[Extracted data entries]
»»
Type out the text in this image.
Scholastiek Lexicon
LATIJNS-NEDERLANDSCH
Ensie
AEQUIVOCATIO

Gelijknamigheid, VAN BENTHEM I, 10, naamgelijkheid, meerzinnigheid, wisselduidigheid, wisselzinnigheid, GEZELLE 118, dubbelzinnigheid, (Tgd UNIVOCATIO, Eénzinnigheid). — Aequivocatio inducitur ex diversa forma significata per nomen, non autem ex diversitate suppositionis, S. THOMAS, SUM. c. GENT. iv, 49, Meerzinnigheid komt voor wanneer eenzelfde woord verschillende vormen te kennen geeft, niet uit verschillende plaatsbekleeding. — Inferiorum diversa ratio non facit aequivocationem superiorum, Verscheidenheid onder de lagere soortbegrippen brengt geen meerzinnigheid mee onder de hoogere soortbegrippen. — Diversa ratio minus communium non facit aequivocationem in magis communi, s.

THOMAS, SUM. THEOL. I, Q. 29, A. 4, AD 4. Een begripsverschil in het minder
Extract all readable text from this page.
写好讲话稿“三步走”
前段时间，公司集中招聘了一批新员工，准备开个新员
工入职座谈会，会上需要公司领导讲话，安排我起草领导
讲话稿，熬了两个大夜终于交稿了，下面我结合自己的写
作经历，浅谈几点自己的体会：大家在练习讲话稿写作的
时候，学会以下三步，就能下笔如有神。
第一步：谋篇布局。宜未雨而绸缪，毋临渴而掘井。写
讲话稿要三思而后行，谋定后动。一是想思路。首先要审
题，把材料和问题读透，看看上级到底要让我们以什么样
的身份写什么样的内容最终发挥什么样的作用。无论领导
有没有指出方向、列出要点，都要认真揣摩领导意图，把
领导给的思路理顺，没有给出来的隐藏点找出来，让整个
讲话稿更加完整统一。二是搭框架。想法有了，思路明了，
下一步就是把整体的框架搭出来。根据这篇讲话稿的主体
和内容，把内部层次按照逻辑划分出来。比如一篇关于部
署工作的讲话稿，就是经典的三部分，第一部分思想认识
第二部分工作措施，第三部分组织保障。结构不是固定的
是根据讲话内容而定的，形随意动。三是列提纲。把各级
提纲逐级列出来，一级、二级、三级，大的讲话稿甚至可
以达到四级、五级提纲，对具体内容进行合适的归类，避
««
Set task: Quote, without any change, each line from the one that contains "Extract all readable text from this page." through the end of the material.

Complete answer:
Extract all readable text from this page.
写好讲话稿“三步走”
前段时间，公司集中招聘了一批新员工，准备开个新员
工入职座谈会，会上需要公司领导讲话，安排我起草领导
讲话稿，熬了两个大夜终于交稿了，下面我结合自己的写
作经历，浅谈几点自己的体会：大家在练习讲话稿写作的
时候，学会以下三步，就能下笔如有神。
第一步：谋篇布局。宜未雨而绸缪，毋临渴而掘井。写
讲话稿要三思而后行，谋定后动。一是想思路。首先要审
题，把材料和问题读透，看看上级到底要让我们以什么样
的身份写什么样的内容最终发挥什么样的作用。无论领导
有没有指出方向、列出要点，都要认真揣摩领导意图，把
领导给的思路理顺，没有给出来的隐藏点找出来，让整个
讲话稿更加完整统一。二是搭框架。想法有了，思路明了，
下一步就是把整体的框架搭出来。根据这篇讲话稿的主体
和内容，把内部层次按照逻辑划分出来。比如一篇关于部
署工作的讲话稿，就是经典的三部分，第一部分思想认识
第二部分工作措施，第三部分组织保障。结构不是固定的
是根据讲话内容而定的，形随意动。三是列提纲。把各级
提纲逐级列出来，一级、二级、三级，大的讲话稿甚至可
以达到四级、五级提纲，对具体内容进行合适的归类，避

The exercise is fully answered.